— Start of Given data —

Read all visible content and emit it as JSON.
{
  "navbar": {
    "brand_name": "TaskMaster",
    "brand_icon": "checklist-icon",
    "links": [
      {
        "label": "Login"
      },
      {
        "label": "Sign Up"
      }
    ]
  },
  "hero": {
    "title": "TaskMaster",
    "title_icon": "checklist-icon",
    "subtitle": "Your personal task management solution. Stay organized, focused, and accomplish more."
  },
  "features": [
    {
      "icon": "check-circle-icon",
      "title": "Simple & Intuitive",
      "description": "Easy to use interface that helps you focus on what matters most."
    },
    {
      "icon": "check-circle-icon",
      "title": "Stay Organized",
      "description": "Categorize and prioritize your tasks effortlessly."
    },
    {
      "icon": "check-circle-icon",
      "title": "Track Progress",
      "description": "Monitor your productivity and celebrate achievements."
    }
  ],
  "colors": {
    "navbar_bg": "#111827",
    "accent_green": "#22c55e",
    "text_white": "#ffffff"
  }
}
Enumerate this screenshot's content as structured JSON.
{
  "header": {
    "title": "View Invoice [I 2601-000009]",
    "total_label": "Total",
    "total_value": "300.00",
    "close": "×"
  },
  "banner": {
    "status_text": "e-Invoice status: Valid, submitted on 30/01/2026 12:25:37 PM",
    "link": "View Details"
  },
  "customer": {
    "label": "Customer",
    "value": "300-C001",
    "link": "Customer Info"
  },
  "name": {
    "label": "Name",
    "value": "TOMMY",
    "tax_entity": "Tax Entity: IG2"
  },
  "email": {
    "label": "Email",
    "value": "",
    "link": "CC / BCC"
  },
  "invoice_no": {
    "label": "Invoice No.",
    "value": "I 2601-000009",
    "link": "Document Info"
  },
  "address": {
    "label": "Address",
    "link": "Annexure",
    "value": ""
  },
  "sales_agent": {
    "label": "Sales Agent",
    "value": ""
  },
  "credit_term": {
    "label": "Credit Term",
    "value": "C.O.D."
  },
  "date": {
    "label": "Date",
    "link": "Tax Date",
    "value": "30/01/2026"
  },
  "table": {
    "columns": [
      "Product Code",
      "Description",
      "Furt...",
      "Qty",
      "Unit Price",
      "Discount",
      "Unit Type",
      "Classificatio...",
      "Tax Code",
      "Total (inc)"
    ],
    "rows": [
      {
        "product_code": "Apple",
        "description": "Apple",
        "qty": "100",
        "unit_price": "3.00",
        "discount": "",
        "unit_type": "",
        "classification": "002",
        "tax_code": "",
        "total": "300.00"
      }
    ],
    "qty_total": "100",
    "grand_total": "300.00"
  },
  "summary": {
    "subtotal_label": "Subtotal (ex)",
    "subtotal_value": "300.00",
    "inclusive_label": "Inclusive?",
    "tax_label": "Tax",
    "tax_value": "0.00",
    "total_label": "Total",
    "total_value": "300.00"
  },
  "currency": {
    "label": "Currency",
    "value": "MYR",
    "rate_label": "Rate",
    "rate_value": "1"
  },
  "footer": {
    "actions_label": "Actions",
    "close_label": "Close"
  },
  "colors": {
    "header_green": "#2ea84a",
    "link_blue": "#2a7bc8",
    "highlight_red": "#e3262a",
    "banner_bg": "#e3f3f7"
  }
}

— End of Given data —

## Exercise goal:
Copy exactly, and only, the lines from the one containing "Enumerate this screenshot's" through the last line of the listing.

## Answer for this exercise:
Enumerate this screenshot's content as structured JSON.
{
  "header": {
    "title": "View Invoice [I 2601-000009]",
    "total_label": "Total",
    "total_value": "300.00",
    "close": "×"
  },
  "banner": {
    "status_text": "e-Invoice status: Valid, submitted on 30/01/2026 12:25:37 PM",
    "link": "View Details"
  },
  "customer": {
    "label": "Customer",
    "value": "300-C001",
    "link": "Customer Info"
  },
  "name": {
    "label": "Name",
    "value": "TOMMY",
    "tax_entity": "Tax Entity: IG2"
  },
  "email": {
    "label": "Email",
    "value": "",
    "link": "CC / BCC"
  },
  "invoice_no": {
    "label": "Invoice No.",
    "value": "I 2601-000009",
    "link": "Document Info"
  },
  "address": {
    "label": "Address",
    "link": "Annexure",
    "value": ""
  },
  "sales_agent": {
    "label": "Sales Agent",
    "value": ""
  },
  "credit_term": {
    "label": "Credit Term",
    "value": "C.O.D."
  },
  "date": {
    "label": "Date",
    "link": "Tax Date",
    "value": "30/01/2026"
  },
  "table": {
    "columns": [
      "Product Code",
      "Description",
      "Furt...",
      "Qty",
      "Unit Price",
      "Discount",
      "Unit Type",
      "Classificatio...",
      "Tax Code",
      "Total (inc)"
    ],
    "rows": [
      {
        "product_code": "Apple",
        "description": "Apple",
        "qty": "100",
        "unit_price": "3.00",
        "discount": "",
        "unit_type": "",
        "classification": "002",
        "tax_code": "",
        "total": "300.00"
      }
    ],
    "qty_total": "100",
    "grand_total": "300.00"
  },
  "summary": {
    "subtotal_label": "Subtotal (ex)",
    "subtotal_value": "300.00",
    "inclusive_label": "Inclusive?",
    "tax_label": "Tax",
    "tax_value": "0.00",
    "total_label": "Total",
    "total_value": "300.00"
  },
  "currency": {
    "label": "Currency",
    "value": "MYR",
    "rate_label": "Rate",
    "rate_value": "1"
  },
  "footer": {
    "actions_label": "Actions",
    "close_label": "Close"
  },
  "colors": {
    "header_green": "#2ea84a",
    "link_blue": "#2a7bc8",
    "highlight_red": "#e3262a",
    "banner_bg": "#e3f3f7"
  }
}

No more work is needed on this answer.